====== Data excerpts ======
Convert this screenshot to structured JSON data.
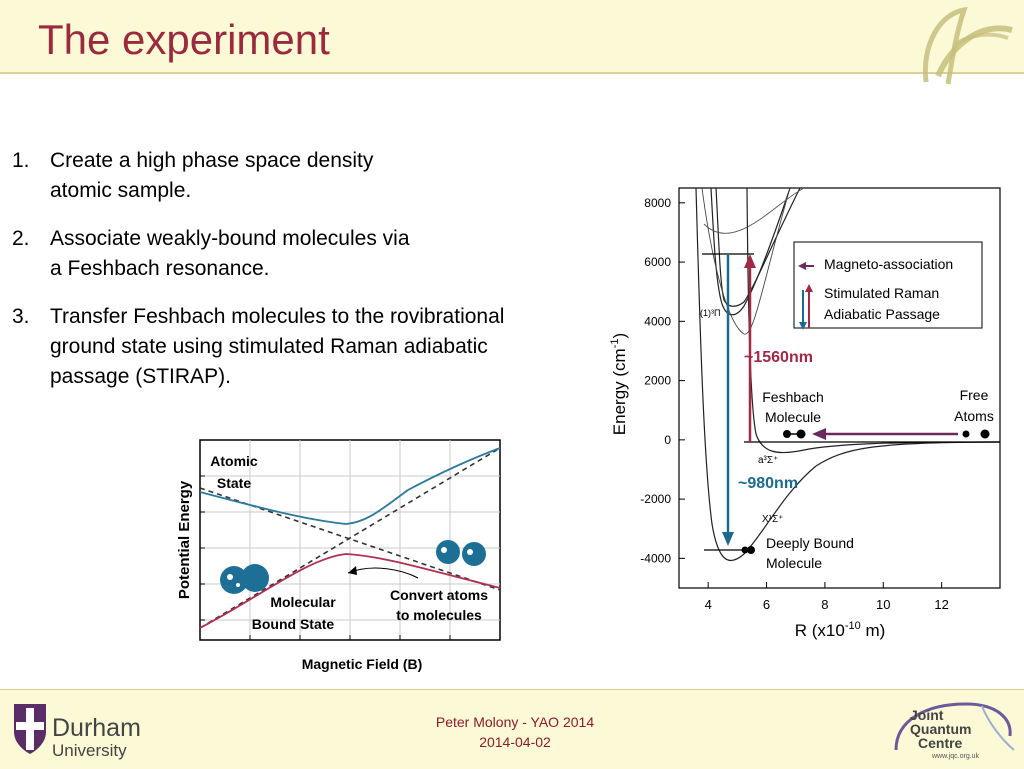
{
  "slide": {
    "title": "The experiment",
    "bullets": [
      {
        "num": "1.",
        "line1": "Create a high phase space density",
        "line2": "atomic sample."
      },
      {
        "num": "2.",
        "line1": "Associate weakly-bound molecules via",
        "line2": "a Feshbach resonance."
      },
      {
        "num": "3.",
        "line1": "Transfer Feshbach molecules to the rovibrational",
        "line2": "ground state using stimulated Raman adiabatic",
        "line3": "passage (STIRAP)."
      }
    ],
    "footer": {
      "author": "Peter Molony - YAO 2014",
      "date": "2014-04-02"
    },
    "logos": {
      "durham_line1": "Durham",
      "durham_line2": "University",
      "jqc_line1": "Joint",
      "jqc_line2": "Quantum",
      "jqc_line3": "Centre",
      "jqc_url": "www.jqc.org.uk"
    }
  },
  "left_diagram": {
    "ylabel": "Potential Energy",
    "xlabel": "Magnetic Field (B)",
    "atomic_state": [
      "Atomic",
      "State"
    ],
    "molecular_state": [
      "Molecular",
      "Bound State"
    ],
    "convert": [
      "Convert atoms",
      "to molecules"
    ]
  },
  "chart_data": {
    "type": "line",
    "xlabel": "R (x10-10 m)",
    "ylabel": "Energy (cm-1)",
    "xlim": [
      3,
      14
    ],
    "ylim": [
      -5000,
      8500
    ],
    "xticks": [
      4,
      6,
      8,
      10,
      12
    ],
    "yticks": [
      -4000,
      -2000,
      0,
      2000,
      4000,
      6000,
      8000
    ],
    "curve_labels": {
      "excited": "(1)³Π",
      "triplet": "a³Σ⁺",
      "singlet": "X¹Σ⁺"
    },
    "legend": [
      {
        "label": "Magneto-association",
        "color": "#6b2a5c"
      },
      {
        "label": "Stimulated Raman",
        "label2": "Adiabatic Passage",
        "color": "#9b2a3e"
      }
    ],
    "annotations": {
      "up_wavelength": "~1560nm",
      "down_wavelength": "~980nm",
      "feshbach": [
        "Feshbach",
        "Molecule"
      ],
      "free": [
        "Free",
        "Atoms"
      ],
      "deeply": [
        "Deeply Bound",
        "Molecule"
      ]
    },
    "transitions": {
      "up_nm": 1560,
      "down_nm": 980
    },
    "colors": {
      "up": "#a02a46",
      "down": "#1c6a8c",
      "magneto": "#6b2a5c"
    }
  }
}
======
▶ **Short problem**
In the entries above, find lines with "Energy" and copy each.

▶ **Answer in full**
    "ylabel": "Potential Energy",
    "ylabel": "Energy (cm-1)",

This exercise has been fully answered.